Dataset records
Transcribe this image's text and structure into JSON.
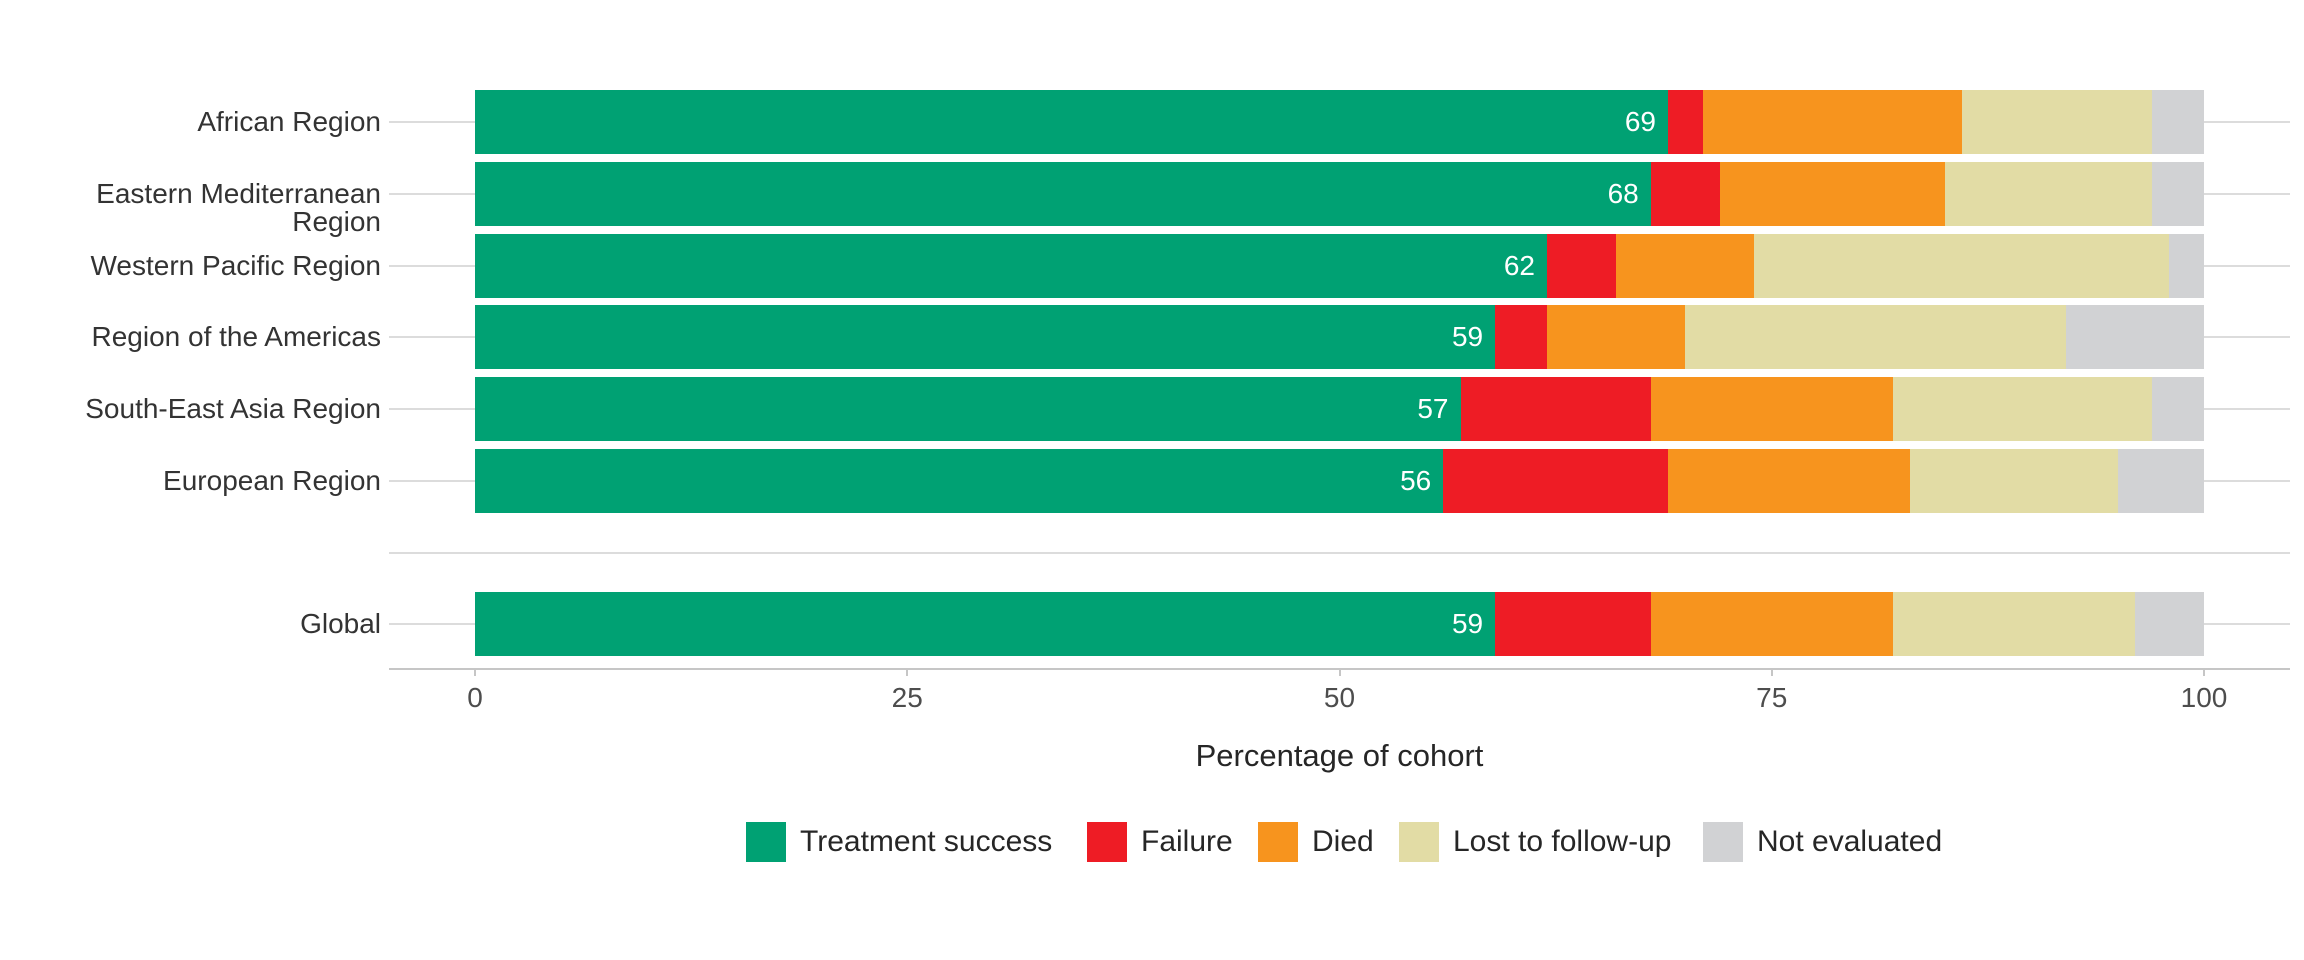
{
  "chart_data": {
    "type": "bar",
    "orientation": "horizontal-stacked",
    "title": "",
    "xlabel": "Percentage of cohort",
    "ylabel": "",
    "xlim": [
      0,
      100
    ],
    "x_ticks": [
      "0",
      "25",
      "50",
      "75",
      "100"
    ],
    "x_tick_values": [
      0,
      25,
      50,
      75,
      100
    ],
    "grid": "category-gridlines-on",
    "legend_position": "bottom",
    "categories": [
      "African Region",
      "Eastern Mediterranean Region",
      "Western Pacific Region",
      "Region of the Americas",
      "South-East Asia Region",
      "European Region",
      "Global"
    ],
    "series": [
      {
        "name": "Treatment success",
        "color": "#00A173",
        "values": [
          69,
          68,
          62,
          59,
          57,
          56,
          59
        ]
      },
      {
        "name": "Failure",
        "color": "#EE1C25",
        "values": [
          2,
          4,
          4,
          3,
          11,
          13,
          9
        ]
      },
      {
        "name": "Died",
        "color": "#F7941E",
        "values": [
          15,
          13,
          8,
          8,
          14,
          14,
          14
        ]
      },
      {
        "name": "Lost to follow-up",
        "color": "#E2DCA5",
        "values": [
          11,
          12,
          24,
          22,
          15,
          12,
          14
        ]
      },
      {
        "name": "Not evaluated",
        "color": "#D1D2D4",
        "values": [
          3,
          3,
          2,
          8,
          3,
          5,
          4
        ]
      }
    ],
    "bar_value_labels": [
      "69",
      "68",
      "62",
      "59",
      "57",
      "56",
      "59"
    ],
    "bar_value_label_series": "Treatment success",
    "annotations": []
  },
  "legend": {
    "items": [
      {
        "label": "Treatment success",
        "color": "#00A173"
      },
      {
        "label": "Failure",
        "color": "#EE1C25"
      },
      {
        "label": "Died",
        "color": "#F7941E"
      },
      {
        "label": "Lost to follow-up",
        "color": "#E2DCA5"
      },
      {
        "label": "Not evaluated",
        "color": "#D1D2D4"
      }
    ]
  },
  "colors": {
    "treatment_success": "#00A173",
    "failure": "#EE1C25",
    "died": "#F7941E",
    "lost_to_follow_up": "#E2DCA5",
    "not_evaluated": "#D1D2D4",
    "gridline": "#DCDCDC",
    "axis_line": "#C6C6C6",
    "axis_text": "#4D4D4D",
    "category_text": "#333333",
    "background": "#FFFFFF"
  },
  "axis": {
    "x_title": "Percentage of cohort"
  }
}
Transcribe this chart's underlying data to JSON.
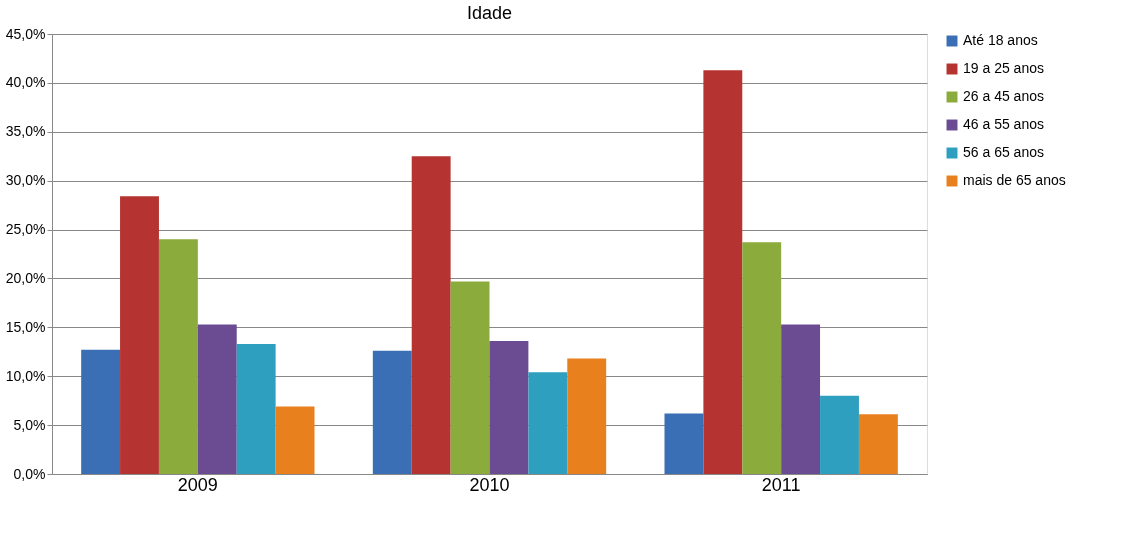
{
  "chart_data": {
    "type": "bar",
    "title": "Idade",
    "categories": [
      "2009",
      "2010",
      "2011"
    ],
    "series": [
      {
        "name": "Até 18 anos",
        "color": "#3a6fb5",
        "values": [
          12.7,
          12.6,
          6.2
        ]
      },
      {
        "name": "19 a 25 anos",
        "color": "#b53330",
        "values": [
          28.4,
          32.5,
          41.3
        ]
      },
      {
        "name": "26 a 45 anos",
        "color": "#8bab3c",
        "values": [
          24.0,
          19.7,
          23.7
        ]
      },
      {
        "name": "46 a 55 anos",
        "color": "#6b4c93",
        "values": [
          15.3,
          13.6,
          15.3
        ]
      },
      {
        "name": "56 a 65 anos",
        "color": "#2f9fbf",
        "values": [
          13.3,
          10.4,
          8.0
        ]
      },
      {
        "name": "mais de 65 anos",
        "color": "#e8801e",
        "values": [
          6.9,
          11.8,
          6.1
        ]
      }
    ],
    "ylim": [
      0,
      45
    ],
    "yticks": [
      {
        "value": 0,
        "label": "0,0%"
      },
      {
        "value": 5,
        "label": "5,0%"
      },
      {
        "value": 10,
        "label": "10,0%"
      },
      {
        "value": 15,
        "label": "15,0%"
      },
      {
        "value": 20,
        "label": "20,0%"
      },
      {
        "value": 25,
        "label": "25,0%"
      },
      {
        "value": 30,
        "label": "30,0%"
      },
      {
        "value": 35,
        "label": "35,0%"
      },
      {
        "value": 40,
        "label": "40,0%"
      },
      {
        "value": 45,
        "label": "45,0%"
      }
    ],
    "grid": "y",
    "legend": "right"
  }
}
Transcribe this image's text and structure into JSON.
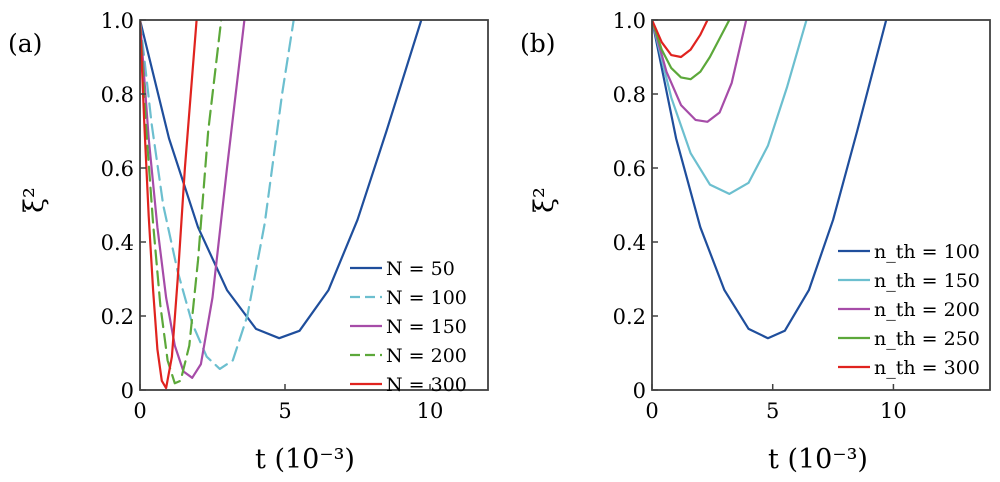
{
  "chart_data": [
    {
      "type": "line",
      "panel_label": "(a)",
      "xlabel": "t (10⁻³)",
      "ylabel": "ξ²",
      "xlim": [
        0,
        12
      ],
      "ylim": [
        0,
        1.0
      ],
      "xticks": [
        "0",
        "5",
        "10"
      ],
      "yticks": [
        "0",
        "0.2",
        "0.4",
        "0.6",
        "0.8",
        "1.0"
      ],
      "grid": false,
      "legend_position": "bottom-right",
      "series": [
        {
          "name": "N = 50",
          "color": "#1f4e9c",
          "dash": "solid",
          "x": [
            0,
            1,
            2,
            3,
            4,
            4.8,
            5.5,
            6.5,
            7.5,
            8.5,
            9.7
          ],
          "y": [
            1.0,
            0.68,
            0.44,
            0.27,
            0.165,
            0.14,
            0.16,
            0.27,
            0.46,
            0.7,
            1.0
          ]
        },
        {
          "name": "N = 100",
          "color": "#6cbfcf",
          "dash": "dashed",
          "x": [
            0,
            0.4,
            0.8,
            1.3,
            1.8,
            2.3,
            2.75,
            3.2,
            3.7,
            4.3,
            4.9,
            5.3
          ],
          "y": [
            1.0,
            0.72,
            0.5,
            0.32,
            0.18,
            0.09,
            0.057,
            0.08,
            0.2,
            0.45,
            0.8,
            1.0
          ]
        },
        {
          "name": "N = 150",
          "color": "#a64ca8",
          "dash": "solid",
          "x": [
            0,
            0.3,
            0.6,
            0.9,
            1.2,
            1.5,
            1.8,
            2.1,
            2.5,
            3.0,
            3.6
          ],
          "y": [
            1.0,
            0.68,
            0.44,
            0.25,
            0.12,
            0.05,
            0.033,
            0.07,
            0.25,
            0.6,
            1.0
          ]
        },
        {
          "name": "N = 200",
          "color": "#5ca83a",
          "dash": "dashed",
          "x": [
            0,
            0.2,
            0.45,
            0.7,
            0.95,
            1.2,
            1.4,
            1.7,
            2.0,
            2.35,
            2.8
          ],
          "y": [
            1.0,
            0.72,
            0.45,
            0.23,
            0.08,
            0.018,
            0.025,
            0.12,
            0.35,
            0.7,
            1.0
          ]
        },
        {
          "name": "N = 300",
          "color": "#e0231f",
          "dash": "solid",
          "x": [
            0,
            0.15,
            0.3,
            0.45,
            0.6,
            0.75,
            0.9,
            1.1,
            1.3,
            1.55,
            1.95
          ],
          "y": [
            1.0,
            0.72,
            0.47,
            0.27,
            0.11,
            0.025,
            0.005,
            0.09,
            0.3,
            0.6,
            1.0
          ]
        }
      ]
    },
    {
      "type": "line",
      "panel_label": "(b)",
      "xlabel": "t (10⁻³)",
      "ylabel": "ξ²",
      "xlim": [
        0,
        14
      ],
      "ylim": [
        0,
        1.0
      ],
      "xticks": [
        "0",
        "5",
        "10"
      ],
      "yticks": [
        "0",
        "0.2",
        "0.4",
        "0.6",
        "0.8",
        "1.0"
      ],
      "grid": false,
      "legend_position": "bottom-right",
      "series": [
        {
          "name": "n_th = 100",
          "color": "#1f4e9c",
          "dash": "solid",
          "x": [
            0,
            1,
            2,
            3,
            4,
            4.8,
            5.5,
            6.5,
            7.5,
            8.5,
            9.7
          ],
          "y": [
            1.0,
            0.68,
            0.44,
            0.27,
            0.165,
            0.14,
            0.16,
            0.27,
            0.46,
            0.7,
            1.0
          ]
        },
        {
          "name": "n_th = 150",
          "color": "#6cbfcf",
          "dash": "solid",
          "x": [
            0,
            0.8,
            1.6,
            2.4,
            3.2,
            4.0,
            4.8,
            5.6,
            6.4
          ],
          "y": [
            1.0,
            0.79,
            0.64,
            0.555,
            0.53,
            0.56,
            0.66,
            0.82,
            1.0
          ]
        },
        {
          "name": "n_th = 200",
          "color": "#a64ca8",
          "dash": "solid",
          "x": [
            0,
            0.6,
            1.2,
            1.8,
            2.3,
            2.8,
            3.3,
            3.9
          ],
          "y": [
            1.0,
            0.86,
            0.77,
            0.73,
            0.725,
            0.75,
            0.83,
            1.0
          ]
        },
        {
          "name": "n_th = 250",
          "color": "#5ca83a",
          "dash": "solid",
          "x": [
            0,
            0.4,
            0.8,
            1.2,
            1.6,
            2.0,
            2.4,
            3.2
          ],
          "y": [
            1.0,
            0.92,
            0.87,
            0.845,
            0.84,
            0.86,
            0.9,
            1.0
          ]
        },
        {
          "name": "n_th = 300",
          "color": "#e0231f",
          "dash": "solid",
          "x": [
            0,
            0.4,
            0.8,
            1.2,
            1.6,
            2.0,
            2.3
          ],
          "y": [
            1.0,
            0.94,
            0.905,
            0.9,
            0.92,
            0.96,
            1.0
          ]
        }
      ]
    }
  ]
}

Written problem
Extract every line above that contains the word "cohort".

Final answer
    "xlabel": "Percentage of cohort",
    "x_title": "Percentage of cohort"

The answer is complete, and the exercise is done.